■ Written task:
Your task is to copy every line of the records below that contains "table".

Stored data
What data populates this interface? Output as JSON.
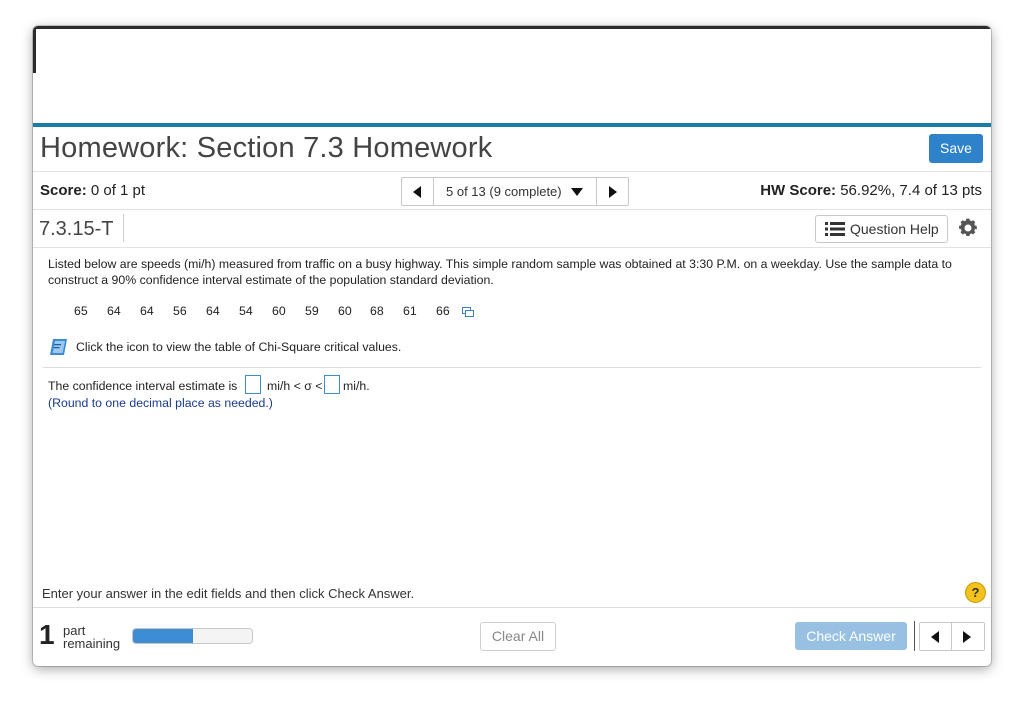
{
  "header": {
    "title": "Homework: Section 7.3 Homework",
    "save_label": "Save"
  },
  "score_bar": {
    "score_label": "Score:",
    "score_value": "0 of 1 pt",
    "navigator_text": "5 of 13 (9 complete)",
    "hw_score_label": "HW Score:",
    "hw_score_value": "56.92%, 7.4 of 13 pts"
  },
  "question": {
    "id": "7.3.15-T",
    "help_label": "Question Help",
    "problem_text": "Listed below are speeds (mi/h) measured from traffic on a busy highway. This simple random sample was obtained at 3:30 P.M. on a weekday. Use the sample data to construct a 90% confidence interval estimate of the population standard deviation.",
    "data_values": [
      "65",
      "64",
      "64",
      "56",
      "64",
      "54",
      "60",
      "59",
      "60",
      "68",
      "61",
      "66"
    ],
    "table_link_text": "Click the icon to view the table of Chi-Square critical values.",
    "answer_prefix": "The confidence interval estimate is",
    "answer_mid": "mi/h < σ <",
    "answer_suffix": "mi/h.",
    "lower_value": "",
    "upper_value": "",
    "round_note": "(Round to one decimal place as needed.)"
  },
  "footer": {
    "instruction": "Enter your answer in the edit fields and then click Check Answer.",
    "help_symbol": "?",
    "parts_number": "1",
    "parts_word": "part",
    "parts_remaining": "remaining",
    "progress_fraction": 0.5,
    "clear_label": "Clear All",
    "check_label": "Check Answer"
  },
  "colors": {
    "accent_rule": "#1a7ca8",
    "save_button": "#2d82c9",
    "progress_fill": "#3d8dd4",
    "check_button": "#97c0e3",
    "help_icon": "#f3c21d"
  },
  "icons": [
    "triangle-left-icon",
    "triangle-right-icon",
    "triangle-down-icon",
    "list-icon",
    "gear-icon",
    "copy-icon",
    "book-icon",
    "help-icon"
  ]
}
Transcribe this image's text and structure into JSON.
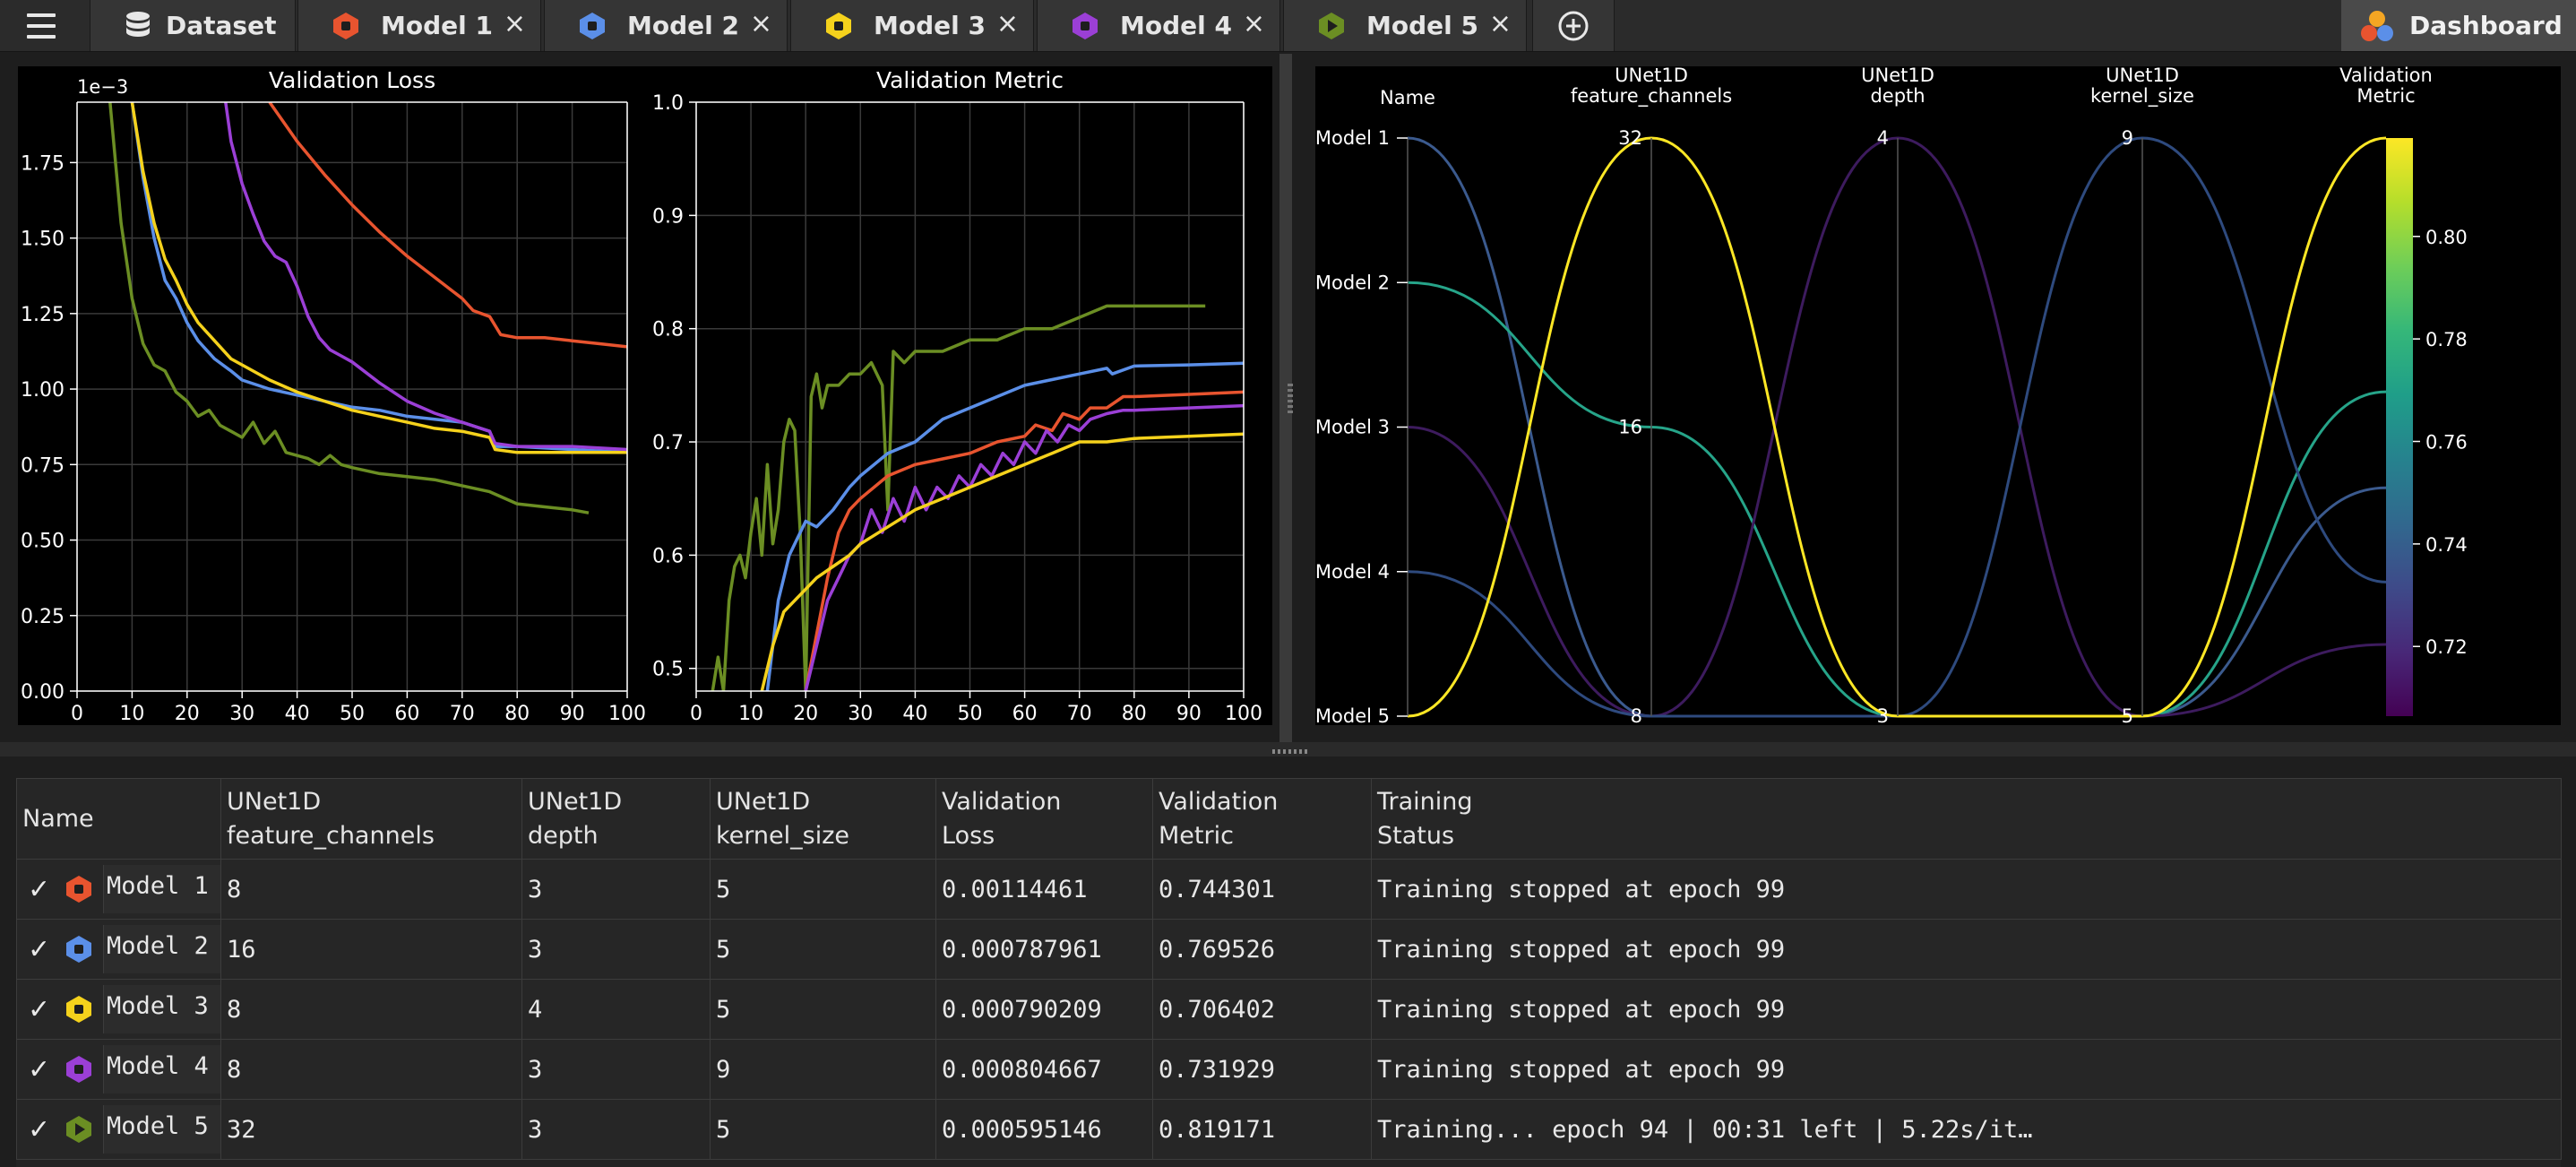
{
  "tabs": {
    "dataset": {
      "label": "Dataset"
    },
    "models": [
      {
        "label": "Model 1",
        "color": "#e8542f",
        "shape": "hexagon"
      },
      {
        "label": "Model 2",
        "color": "#5b8fe8",
        "shape": "hexagon"
      },
      {
        "label": "Model 3",
        "color": "#f5d21c",
        "shape": "hexagon"
      },
      {
        "label": "Model 4",
        "color": "#9b3fd6",
        "shape": "hexagon"
      },
      {
        "label": "Model 5",
        "color": "#6b8e23",
        "shape": "play"
      }
    ],
    "close_glyph": "×",
    "dashboard": {
      "label": "Dashboard"
    }
  },
  "chart_data": [
    {
      "type": "line",
      "title": "Validation Loss",
      "offset_label": "1e−3",
      "xlim": [
        0,
        100
      ],
      "ylim": [
        0,
        1.95
      ],
      "xticks": [
        0,
        10,
        20,
        30,
        40,
        50,
        60,
        70,
        80,
        90,
        100
      ],
      "yticks": [
        "0.00",
        "0.25",
        "0.50",
        "0.75",
        "1.00",
        "1.25",
        "1.50",
        "1.75"
      ],
      "grid": true,
      "series": [
        {
          "color": "#e8542f",
          "x": [
            35,
            40,
            45,
            50,
            55,
            60,
            65,
            70,
            72,
            75,
            77,
            80,
            85,
            90,
            95,
            100
          ],
          "y": [
            1.95,
            1.82,
            1.71,
            1.61,
            1.52,
            1.44,
            1.37,
            1.3,
            1.26,
            1.24,
            1.18,
            1.17,
            1.17,
            1.16,
            1.15,
            1.14
          ]
        },
        {
          "color": "#5b8fe8",
          "x": [
            10,
            12,
            14,
            16,
            18,
            20,
            22,
            25,
            28,
            30,
            35,
            40,
            45,
            50,
            55,
            60,
            65,
            70,
            75,
            76,
            80,
            90,
            100
          ],
          "y": [
            1.95,
            1.7,
            1.5,
            1.36,
            1.3,
            1.22,
            1.16,
            1.1,
            1.06,
            1.03,
            1.0,
            0.98,
            0.96,
            0.94,
            0.93,
            0.91,
            0.9,
            0.89,
            0.86,
            0.81,
            0.81,
            0.8,
            0.79
          ]
        },
        {
          "color": "#f5d21c",
          "x": [
            10,
            12,
            14,
            16,
            18,
            20,
            22,
            25,
            28,
            30,
            35,
            40,
            45,
            50,
            55,
            60,
            65,
            70,
            75,
            76,
            80,
            90,
            100
          ],
          "y": [
            1.95,
            1.72,
            1.55,
            1.43,
            1.36,
            1.28,
            1.22,
            1.16,
            1.1,
            1.08,
            1.03,
            0.99,
            0.96,
            0.93,
            0.91,
            0.89,
            0.87,
            0.86,
            0.84,
            0.8,
            0.79,
            0.79,
            0.79
          ]
        },
        {
          "color": "#9b3fd6",
          "x": [
            27,
            28,
            30,
            32,
            34,
            36,
            38,
            40,
            42,
            44,
            46,
            48,
            50,
            55,
            60,
            65,
            70,
            75,
            76,
            80,
            90,
            100
          ],
          "y": [
            1.95,
            1.82,
            1.68,
            1.58,
            1.49,
            1.44,
            1.42,
            1.34,
            1.24,
            1.17,
            1.13,
            1.11,
            1.09,
            1.02,
            0.96,
            0.92,
            0.89,
            0.86,
            0.82,
            0.81,
            0.81,
            0.8
          ]
        },
        {
          "color": "#6b8e23",
          "x": [
            6,
            8,
            10,
            12,
            14,
            16,
            18,
            20,
            22,
            24,
            26,
            28,
            30,
            32,
            34,
            36,
            38,
            40,
            42,
            44,
            46,
            48,
            50,
            55,
            60,
            65,
            70,
            75,
            80,
            85,
            90,
            93
          ],
          "y": [
            1.95,
            1.55,
            1.3,
            1.15,
            1.08,
            1.06,
            0.99,
            0.96,
            0.91,
            0.93,
            0.88,
            0.86,
            0.84,
            0.89,
            0.82,
            0.86,
            0.79,
            0.78,
            0.77,
            0.75,
            0.78,
            0.75,
            0.74,
            0.72,
            0.71,
            0.7,
            0.68,
            0.66,
            0.62,
            0.61,
            0.6,
            0.59
          ]
        }
      ]
    },
    {
      "type": "line",
      "title": "Validation Metric",
      "xlim": [
        0,
        100
      ],
      "ylim": [
        0.48,
        1.0
      ],
      "xticks": [
        0,
        10,
        20,
        30,
        40,
        50,
        60,
        70,
        80,
        90,
        100
      ],
      "yticks": [
        "0.5",
        "0.6",
        "0.7",
        "0.8",
        "0.9",
        "1.0"
      ],
      "grid": true,
      "series": [
        {
          "color": "#6b8e23",
          "x": [
            3,
            4,
            5,
            6,
            7,
            8,
            9,
            10,
            11,
            12,
            13,
            14,
            15,
            16,
            17,
            18,
            19,
            20,
            21,
            22,
            23,
            24,
            26,
            28,
            30,
            32,
            34,
            35,
            36,
            38,
            40,
            45,
            50,
            55,
            60,
            65,
            70,
            75,
            80,
            85,
            90,
            93
          ],
          "y": [
            0.48,
            0.51,
            0.48,
            0.56,
            0.59,
            0.6,
            0.58,
            0.62,
            0.65,
            0.6,
            0.68,
            0.61,
            0.64,
            0.7,
            0.72,
            0.71,
            0.62,
            0.48,
            0.74,
            0.76,
            0.73,
            0.75,
            0.75,
            0.76,
            0.76,
            0.77,
            0.75,
            0.64,
            0.78,
            0.77,
            0.78,
            0.78,
            0.79,
            0.79,
            0.8,
            0.8,
            0.81,
            0.82,
            0.82,
            0.82,
            0.82,
            0.82
          ]
        },
        {
          "color": "#5b8fe8",
          "x": [
            13,
            14,
            15,
            16,
            17,
            18,
            20,
            22,
            25,
            28,
            30,
            35,
            40,
            45,
            50,
            55,
            60,
            65,
            70,
            75,
            76,
            80,
            90,
            100
          ],
          "y": [
            0.48,
            0.52,
            0.56,
            0.58,
            0.6,
            0.61,
            0.63,
            0.625,
            0.64,
            0.66,
            0.67,
            0.69,
            0.7,
            0.72,
            0.73,
            0.74,
            0.75,
            0.755,
            0.76,
            0.765,
            0.76,
            0.767,
            0.768,
            0.7695
          ]
        },
        {
          "color": "#e8542f",
          "x": [
            20,
            22,
            24,
            26,
            28,
            30,
            35,
            40,
            45,
            50,
            55,
            60,
            62,
            65,
            67,
            70,
            72,
            75,
            78,
            80,
            90,
            100
          ],
          "y": [
            0.48,
            0.53,
            0.58,
            0.62,
            0.64,
            0.65,
            0.67,
            0.68,
            0.685,
            0.69,
            0.7,
            0.705,
            0.715,
            0.71,
            0.725,
            0.72,
            0.73,
            0.73,
            0.74,
            0.74,
            0.742,
            0.744
          ]
        },
        {
          "color": "#9b3fd6",
          "x": [
            20,
            22,
            24,
            26,
            28,
            30,
            32,
            34,
            36,
            38,
            40,
            42,
            44,
            46,
            48,
            50,
            52,
            54,
            56,
            58,
            60,
            62,
            64,
            66,
            68,
            70,
            72,
            75,
            78,
            80,
            90,
            100
          ],
          "y": [
            0.48,
            0.52,
            0.56,
            0.58,
            0.6,
            0.61,
            0.64,
            0.62,
            0.65,
            0.63,
            0.66,
            0.64,
            0.66,
            0.65,
            0.67,
            0.66,
            0.68,
            0.67,
            0.69,
            0.68,
            0.7,
            0.69,
            0.71,
            0.7,
            0.715,
            0.71,
            0.72,
            0.725,
            0.728,
            0.728,
            0.73,
            0.732
          ]
        },
        {
          "color": "#f5d21c",
          "x": [
            12,
            14,
            16,
            18,
            20,
            22,
            25,
            28,
            30,
            35,
            40,
            45,
            50,
            55,
            60,
            65,
            70,
            75,
            80,
            90,
            100
          ],
          "y": [
            0.48,
            0.52,
            0.55,
            0.56,
            0.57,
            0.58,
            0.59,
            0.6,
            0.61,
            0.625,
            0.64,
            0.65,
            0.66,
            0.67,
            0.68,
            0.69,
            0.7,
            0.7,
            0.703,
            0.705,
            0.707
          ]
        }
      ]
    },
    {
      "type": "parallel_coordinates",
      "axes": [
        {
          "title": [
            "Name"
          ],
          "ticks": [
            {
              "label": "Model 1",
              "v": 0
            },
            {
              "label": "Model 2",
              "v": 0.25
            },
            {
              "label": "Model 3",
              "v": 0.5
            },
            {
              "label": "Model 4",
              "v": 0.75
            },
            {
              "label": "Model 5",
              "v": 1
            }
          ]
        },
        {
          "title": [
            "UNet1D",
            "feature_channels"
          ],
          "ticks": [
            {
              "label": "32",
              "v": 0
            },
            {
              "label": "16",
              "v": 0.5
            },
            {
              "label": "8",
              "v": 1
            }
          ]
        },
        {
          "title": [
            "UNet1D",
            "depth"
          ],
          "ticks": [
            {
              "label": "4",
              "v": 0
            },
            {
              "label": "3",
              "v": 1
            }
          ]
        },
        {
          "title": [
            "UNet1D",
            "kernel_size"
          ],
          "ticks": [
            {
              "label": "9",
              "v": 0
            },
            {
              "label": "5",
              "v": 1
            }
          ]
        },
        {
          "title": [
            "Validation",
            "Metric"
          ],
          "ticks": []
        }
      ],
      "lines": [
        {
          "model": "Model 1",
          "norm": [
            0,
            1,
            1,
            1,
            0.605
          ],
          "color": "#3b5a8e"
        },
        {
          "model": "Model 2",
          "norm": [
            0.25,
            0.5,
            1,
            1,
            0.439
          ],
          "color": "#26a489"
        },
        {
          "model": "Model 3",
          "norm": [
            0.5,
            1,
            0,
            1,
            0.876
          ],
          "color": "#3d1b5e"
        },
        {
          "model": "Model 4",
          "norm": [
            0.75,
            1,
            1,
            0,
            0.768
          ],
          "color": "#2e4a7e"
        },
        {
          "model": "Model 5",
          "norm": [
            1,
            0,
            1,
            1,
            0
          ],
          "color": "#fde725"
        }
      ],
      "colorbar": {
        "ticks": [
          "0.80",
          "0.78",
          "0.76",
          "0.74",
          "0.72"
        ],
        "range": [
          0.7064,
          0.8192
        ]
      }
    }
  ],
  "table": {
    "headers": [
      [
        "Name",
        ""
      ],
      [
        "UNet1D",
        "feature_channels"
      ],
      [
        "UNet1D",
        "depth"
      ],
      [
        "UNet1D",
        "kernel_size"
      ],
      [
        "Validation",
        "Loss"
      ],
      [
        "Validation",
        "Metric"
      ],
      [
        "Training",
        "Status"
      ]
    ],
    "rows": [
      {
        "check": "✓",
        "name": "Model 1",
        "feature_channels": "8",
        "depth": "3",
        "kernel_size": "5",
        "loss": "0.00114461",
        "metric": "0.744301",
        "status": "Training stopped at epoch 99"
      },
      {
        "check": "✓",
        "name": "Model 2",
        "feature_channels": "16",
        "depth": "3",
        "kernel_size": "5",
        "loss": "0.000787961",
        "metric": "0.769526",
        "status": "Training stopped at epoch 99"
      },
      {
        "check": "✓",
        "name": "Model 3",
        "feature_channels": "8",
        "depth": "4",
        "kernel_size": "5",
        "loss": "0.000790209",
        "metric": "0.706402",
        "status": "Training stopped at epoch 99"
      },
      {
        "check": "✓",
        "name": "Model 4",
        "feature_channels": "8",
        "depth": "3",
        "kernel_size": "9",
        "loss": "0.000804667",
        "metric": "0.731929",
        "status": "Training stopped at epoch 99"
      },
      {
        "check": "✓",
        "name": "Model 5",
        "feature_channels": "32",
        "depth": "3",
        "kernel_size": "5",
        "loss": "0.000595146",
        "metric": "0.819171",
        "status": "Training... epoch 94 | 00:31 left | 5.22s/it…"
      }
    ]
  }
}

■ Reply:
    "table_link_text": "Click the icon to view the table of Chi-Square critical values.",
  "table": {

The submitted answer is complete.